**What you need to do:** Take every line where the string "党纪政务处分人数" appears and copy it.

++++ Entries ++++

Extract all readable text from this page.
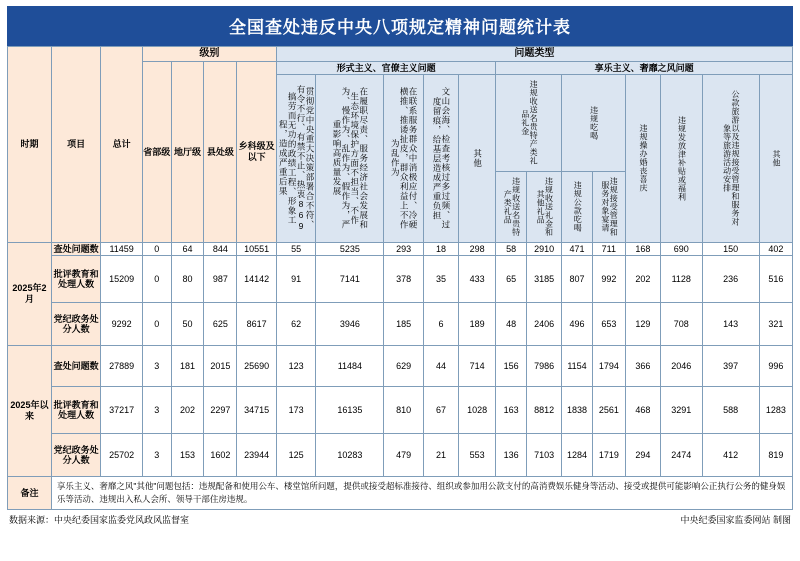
全国查处违反中央八项规定精神问题统计表
时期	项目	总计	级别				问题类型												
			省部级	地厅级	县处级	乡科级及以下	形式主义、官僚主义问题					享乐主义、奢靡之风问题							

							贯彻党中央重大决策部署合不符、有令不行、有禁不止、热衷869搞劳而无功的政绩工程、形象工程，造成严重后果	在履职尽责、服务经济社会发展和生态环境保护方面不担当、不作为、慢作为、乱作为、假作为，严重影响高质量发展	在联系服务群众中消极应付、冷硬横推、推诿扯皮，群众利益上不作为乱作为	文山会海、检查考核过多过频、过度留痕，给基层造成严重负担	其他	违规收送名贵特产类礼品礼金		违规吃喝		违规操办婚丧喜庆	违规发放津补贴或福利	公款旅游以及违规接受管理和服务对象等旅游活动安排	其他

												违规收送名贵特产类礼品	违规收送礼金和其他礼品	违规公款吃喝	违规接受管理和服务对象宴请				

2025年2月	查处问题数	11459	0	64	844	10551	55	5235	293	18	298	58	2910	471	711	168	690	150	402
	批评教育和处理人数	15209	0	80	987	14142	91	7141	378	35	433	65	3185	807	992	202	1128	236	516
	党纪政务处分人数	9292	0	50	625	8617	62	3946	185	6	189	48	2406	496	653	129	708	143	321
2025年以来	查处问题数	27889	3	181	2015	25690	123	11484	629	44	714	156	7986	1154	1794	366	2046	397	996
	批评教育和处理人数	37217	3	202	2297	34715	173	16135	810	67	1028	163	8812	1838	2561	468	3291	588	1283
	党纪政务处分人数	25702	3	153	1602	23944	125	10283	479	21	553	136	7103	1284	1719	294	2474	412	819
备注	享乐主义、奢靡之风"其他"问题包括：违规配备和使用公车、楼堂馆所问题，提供或接受超标准接待、组织或参加用公款支付的高消费娱乐健身等活动、接受或提供可能影响公正执行公务的健身娱乐等活动、违规出入私人会所、领导干部住房违规。																		
数据来源：中央纪委国家监委党风政风监督室	中央纪委国家监委网站 制图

++++

**Solution below:**
	党纪政务处分人数	9292	0	50	625	8617	62	3946	185	6	189	48	2406	496	653	129	708	143	321
	党纪政务处分人数	25702	3	153	1602	23944	125	10283	479	21	553	136	7103	1284	1719	294	2474	412	819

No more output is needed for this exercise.